GOAL OF THE EXERCISE:
How many lines of the data include the string "icon"? State the number and nothing else.
____
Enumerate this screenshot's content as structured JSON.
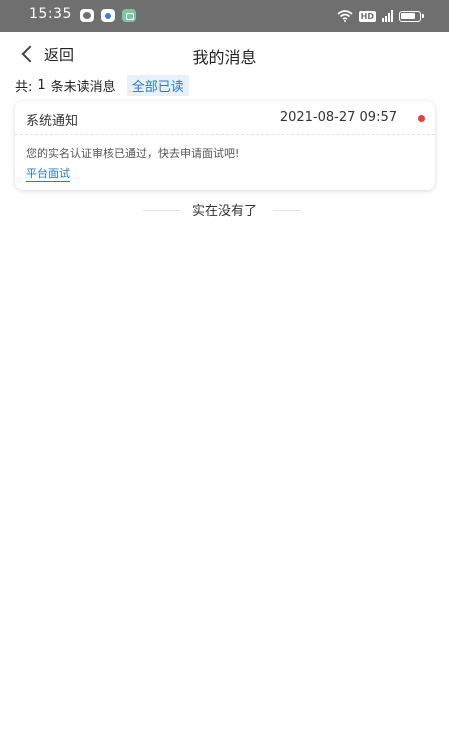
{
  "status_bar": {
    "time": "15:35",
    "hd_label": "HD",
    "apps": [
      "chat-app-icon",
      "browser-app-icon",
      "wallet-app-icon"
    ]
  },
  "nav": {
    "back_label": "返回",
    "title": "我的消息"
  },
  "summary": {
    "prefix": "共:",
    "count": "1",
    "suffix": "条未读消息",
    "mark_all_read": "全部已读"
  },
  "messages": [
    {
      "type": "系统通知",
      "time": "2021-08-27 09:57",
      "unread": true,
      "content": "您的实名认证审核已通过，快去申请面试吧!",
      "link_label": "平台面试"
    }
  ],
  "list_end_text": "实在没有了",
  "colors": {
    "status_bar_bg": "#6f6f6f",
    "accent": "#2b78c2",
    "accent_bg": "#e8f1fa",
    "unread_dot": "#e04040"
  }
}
____
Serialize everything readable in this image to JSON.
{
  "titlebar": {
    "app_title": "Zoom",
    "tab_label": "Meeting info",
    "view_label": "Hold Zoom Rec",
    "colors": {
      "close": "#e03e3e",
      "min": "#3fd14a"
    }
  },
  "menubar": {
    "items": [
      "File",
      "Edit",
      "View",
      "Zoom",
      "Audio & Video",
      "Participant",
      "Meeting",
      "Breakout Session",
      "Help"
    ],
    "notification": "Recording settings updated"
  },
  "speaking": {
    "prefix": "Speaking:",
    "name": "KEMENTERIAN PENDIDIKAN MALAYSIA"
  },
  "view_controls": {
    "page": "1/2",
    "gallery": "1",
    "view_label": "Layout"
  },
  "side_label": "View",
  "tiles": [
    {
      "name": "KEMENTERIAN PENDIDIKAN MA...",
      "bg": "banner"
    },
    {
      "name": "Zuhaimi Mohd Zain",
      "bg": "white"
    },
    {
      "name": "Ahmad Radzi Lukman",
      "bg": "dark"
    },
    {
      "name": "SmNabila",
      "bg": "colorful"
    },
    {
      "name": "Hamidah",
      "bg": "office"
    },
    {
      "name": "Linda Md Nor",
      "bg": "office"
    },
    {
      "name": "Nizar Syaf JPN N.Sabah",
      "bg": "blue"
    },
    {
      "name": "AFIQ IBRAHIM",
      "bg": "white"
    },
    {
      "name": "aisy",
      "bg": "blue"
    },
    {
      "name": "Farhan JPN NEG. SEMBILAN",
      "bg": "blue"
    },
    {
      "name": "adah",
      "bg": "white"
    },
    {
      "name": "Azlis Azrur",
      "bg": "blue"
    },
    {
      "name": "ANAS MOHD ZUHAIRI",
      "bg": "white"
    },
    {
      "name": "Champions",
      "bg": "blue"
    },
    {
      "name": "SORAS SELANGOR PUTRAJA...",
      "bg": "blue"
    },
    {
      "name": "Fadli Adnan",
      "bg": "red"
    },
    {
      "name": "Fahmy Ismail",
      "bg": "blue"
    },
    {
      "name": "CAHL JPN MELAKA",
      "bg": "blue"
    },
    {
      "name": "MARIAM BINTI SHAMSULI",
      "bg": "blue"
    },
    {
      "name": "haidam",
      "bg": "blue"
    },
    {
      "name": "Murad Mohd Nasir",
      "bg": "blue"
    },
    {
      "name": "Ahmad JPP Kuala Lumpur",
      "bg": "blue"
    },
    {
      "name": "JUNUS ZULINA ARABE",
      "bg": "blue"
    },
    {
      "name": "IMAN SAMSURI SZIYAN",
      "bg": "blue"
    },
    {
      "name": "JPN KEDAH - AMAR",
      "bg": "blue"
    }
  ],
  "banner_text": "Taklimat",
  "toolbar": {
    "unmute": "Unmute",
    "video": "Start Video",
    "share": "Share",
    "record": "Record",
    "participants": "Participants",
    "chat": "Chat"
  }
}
____
ANSWER TO THE PROBLEM:
3